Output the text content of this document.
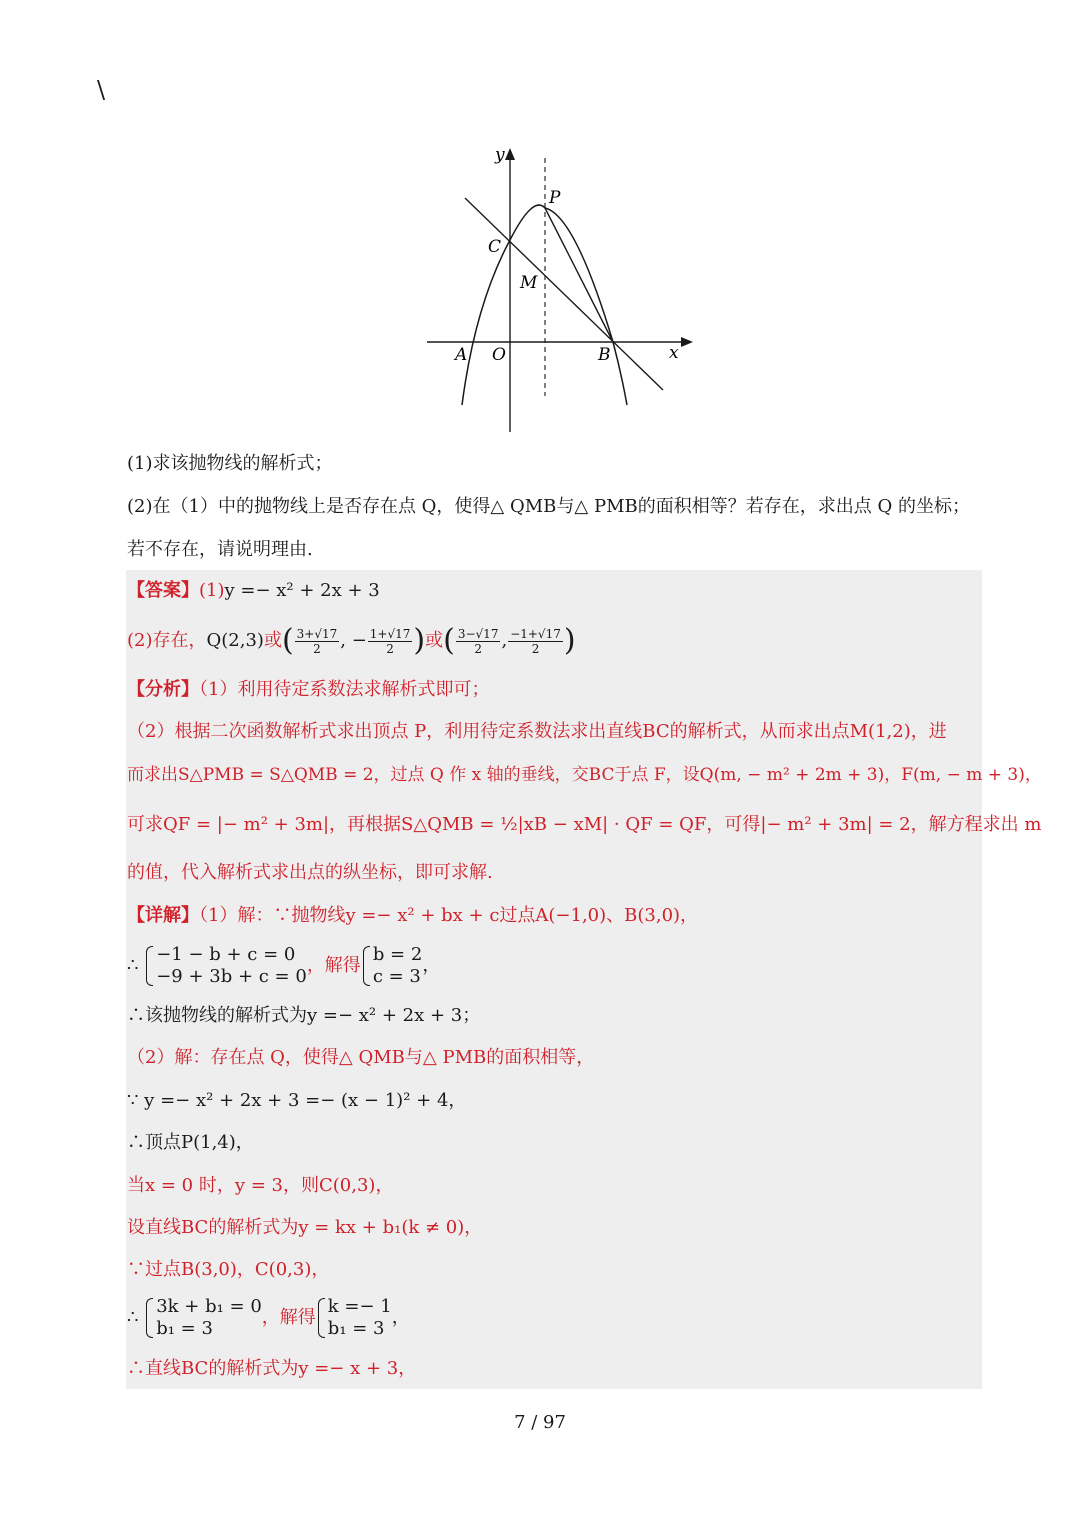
\
y
x
P
C
M
A O	B
(1)求该抛物线的解析式；
(2)在（1）中的抛物线上是否存在点 Q，使得△ QMB与△ PMB的面积相等？若存在，求出点 Q 的坐标；
若不存在，请说明理由.
【答案】(1)y =− x² + 2x + 3
(2)存在，Q(2,3)或( $\frac{3+√17}{2}$ , − $\frac{1+√17}{2}$ )或( $\frac{3-√17}{2}$ , $\frac{-1+√17}{2}$ )
【分析】（1）利用待定系数法求解析式即可；
（2）根据二次函数解析式求出顶点 P，利用待定系数法求出直线BC的解析式，从而求出点M(1,2)，进
而求出S△PMB = S△QMB = 2，过点 Q 作 x 轴的垂线，交BC于点 F，设Q(m, − m² + 2m + 3)，F(m, − m + 3)，
可求QF = |− m² + 3m|，再根据S△QMB = ½|xB − xM| · QF = QF，可得|− m² + 3m| = 2，解方程求出 m
的值，代入解析式求出点的纵坐标，即可求解.
【详解】（1）解：∵抛物线y =− x² + bx + c过点A(−1,0)、B(3,0)，
∴
−1 − b + c = 0
−9 + 3b + c = 0
，解得
b = 2
c = 3
，
∴该抛物线的解析式为y =− x² + 2x + 3；
（2）解：存在点 Q，使得△ QMB与△ PMB的面积相等，
∵ y =− x² + 2x + 3 =− (x − 1)² + 4，
∴顶点P(1,4)，
当x = 0 时，y = 3，则C(0,3)，
设直线BC的解析式为y = kx + b₁(k ≠ 0)，
∵过点B(3,0)，C(0,3)，
∴
3k + b₁ = 0
b₁ = 3
，解得
k =− 1
b₁ = 3
，
∴直线BC的解析式为y =− x + 3，
7 / 97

────────────────

### Given task:
Search the data for the word "QMB与" and copy each line where it appears.

### Task solution:
(2)在（1）中的抛物线上是否存在点 Q，使得△ QMB与△ PMB的面积相等？若存在，求出点 Q 的坐标；
（2）解：存在点 Q，使得△ QMB与△ PMB的面积相等，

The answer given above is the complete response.